Please rewrite the entries below with "vacation" replaced by "holiday" wherever it appears, keeping everything else the same.

• [INPUT RECORDS]
-------------------------

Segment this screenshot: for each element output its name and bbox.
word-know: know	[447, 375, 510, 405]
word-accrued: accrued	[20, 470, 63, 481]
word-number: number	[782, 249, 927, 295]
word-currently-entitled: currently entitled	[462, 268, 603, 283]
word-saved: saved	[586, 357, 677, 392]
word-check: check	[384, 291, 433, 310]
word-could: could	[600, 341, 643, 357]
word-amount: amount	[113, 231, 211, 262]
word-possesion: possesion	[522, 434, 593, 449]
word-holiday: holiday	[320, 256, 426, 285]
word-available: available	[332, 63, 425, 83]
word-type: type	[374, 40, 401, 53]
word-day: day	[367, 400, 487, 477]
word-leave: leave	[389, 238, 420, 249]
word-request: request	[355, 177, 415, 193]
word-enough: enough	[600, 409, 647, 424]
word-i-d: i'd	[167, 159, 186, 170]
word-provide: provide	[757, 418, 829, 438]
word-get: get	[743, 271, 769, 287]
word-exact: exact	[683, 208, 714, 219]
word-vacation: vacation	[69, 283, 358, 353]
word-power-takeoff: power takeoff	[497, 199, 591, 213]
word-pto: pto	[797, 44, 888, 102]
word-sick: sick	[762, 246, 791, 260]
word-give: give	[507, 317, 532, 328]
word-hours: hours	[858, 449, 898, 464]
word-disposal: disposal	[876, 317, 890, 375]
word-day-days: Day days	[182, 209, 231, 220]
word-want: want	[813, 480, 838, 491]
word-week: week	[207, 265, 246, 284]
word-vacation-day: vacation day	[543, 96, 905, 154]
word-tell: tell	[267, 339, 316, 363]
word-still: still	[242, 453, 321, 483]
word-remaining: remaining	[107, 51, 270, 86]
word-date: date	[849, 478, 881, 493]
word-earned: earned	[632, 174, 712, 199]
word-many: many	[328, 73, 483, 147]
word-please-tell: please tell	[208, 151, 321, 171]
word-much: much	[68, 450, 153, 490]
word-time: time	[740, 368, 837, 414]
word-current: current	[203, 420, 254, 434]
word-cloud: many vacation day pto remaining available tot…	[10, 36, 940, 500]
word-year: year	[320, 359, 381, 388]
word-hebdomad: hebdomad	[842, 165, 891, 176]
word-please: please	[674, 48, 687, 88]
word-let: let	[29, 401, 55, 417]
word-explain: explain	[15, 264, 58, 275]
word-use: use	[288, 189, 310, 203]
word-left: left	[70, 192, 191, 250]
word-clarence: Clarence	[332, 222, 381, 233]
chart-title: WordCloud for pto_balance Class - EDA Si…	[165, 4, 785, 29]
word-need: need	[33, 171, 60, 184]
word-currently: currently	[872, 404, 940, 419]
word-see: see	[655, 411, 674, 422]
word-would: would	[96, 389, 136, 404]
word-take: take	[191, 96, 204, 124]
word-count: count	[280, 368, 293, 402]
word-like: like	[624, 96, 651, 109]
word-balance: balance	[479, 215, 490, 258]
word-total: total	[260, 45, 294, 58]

-------------------------

• [EXERCISE ANSWER]
Segment this screenshot: for each element output its name and bbox.
word-know: know	[447, 375, 510, 405]
word-accrued: accrued	[20, 470, 63, 481]
word-number: number	[782, 249, 927, 295]
word-currently-entitled: currently entitled	[462, 268, 603, 283]
word-saved: saved	[586, 357, 677, 392]
word-check: check	[384, 291, 433, 310]
word-could: could	[600, 341, 643, 357]
word-amount: amount	[113, 231, 211, 262]
word-possesion: possesion	[522, 434, 593, 449]
word-holiday: holiday	[320, 256, 426, 285]
word-available: available	[332, 63, 425, 83]
word-type: type	[374, 40, 401, 53]
word-day: day	[367, 400, 487, 477]
word-leave: leave	[389, 238, 420, 249]
word-request: request	[355, 177, 415, 193]
word-enough: enough	[600, 409, 647, 424]
word-i-d: i'd	[167, 159, 186, 170]
word-provide: provide	[757, 418, 829, 438]
word-get: get	[743, 271, 769, 287]
word-exact: exact	[683, 208, 714, 219]
word-holiday: holiday	[69, 283, 358, 353]
word-power-takeoff: power takeoff	[497, 199, 591, 213]
word-pto: pto	[797, 44, 888, 102]
word-sick: sick	[762, 246, 791, 260]
word-give: give	[507, 317, 532, 328]
word-hours: hours	[858, 449, 898, 464]
word-disposal: disposal	[876, 317, 890, 375]
word-day-days: Day days	[182, 209, 231, 220]
word-want: want	[813, 480, 838, 491]
word-week: week	[207, 265, 246, 284]
word-holiday-day: holiday day	[543, 96, 905, 154]
word-tell: tell	[267, 339, 316, 363]
word-still: still	[242, 453, 321, 483]
word-remaining: remaining	[107, 51, 270, 86]
word-date: date	[849, 478, 881, 493]
word-earned: earned	[632, 174, 712, 199]
word-many: many	[328, 73, 483, 147]
word-please-tell: please tell	[208, 151, 321, 171]
word-much: much	[68, 450, 153, 490]
word-time: time	[740, 368, 837, 414]
word-current: current	[203, 420, 254, 434]
word-cloud: many holiday day pto remaining available tot…	[10, 36, 940, 500]
word-year: year	[320, 359, 381, 388]
word-hebdomad: hebdomad	[842, 165, 891, 176]
word-please: please	[674, 48, 687, 88]
word-let: let	[29, 401, 55, 417]
word-explain: explain	[15, 264, 58, 275]
word-use: use	[288, 189, 310, 203]
word-left: left	[70, 192, 191, 250]
word-clarence: Clarence	[332, 222, 381, 233]
chart-title: WordCloud for pto_balance Class - EDA Si…	[165, 4, 785, 29]
word-need: need	[33, 171, 60, 184]
word-currently: currently	[872, 404, 940, 419]
word-see: see	[655, 411, 674, 422]
word-would: would	[96, 389, 136, 404]
word-take: take	[191, 96, 204, 124]
word-count: count	[280, 368, 293, 402]
word-like: like	[624, 96, 651, 109]
word-balance: balance	[479, 215, 490, 258]
word-total: total	[260, 45, 294, 58]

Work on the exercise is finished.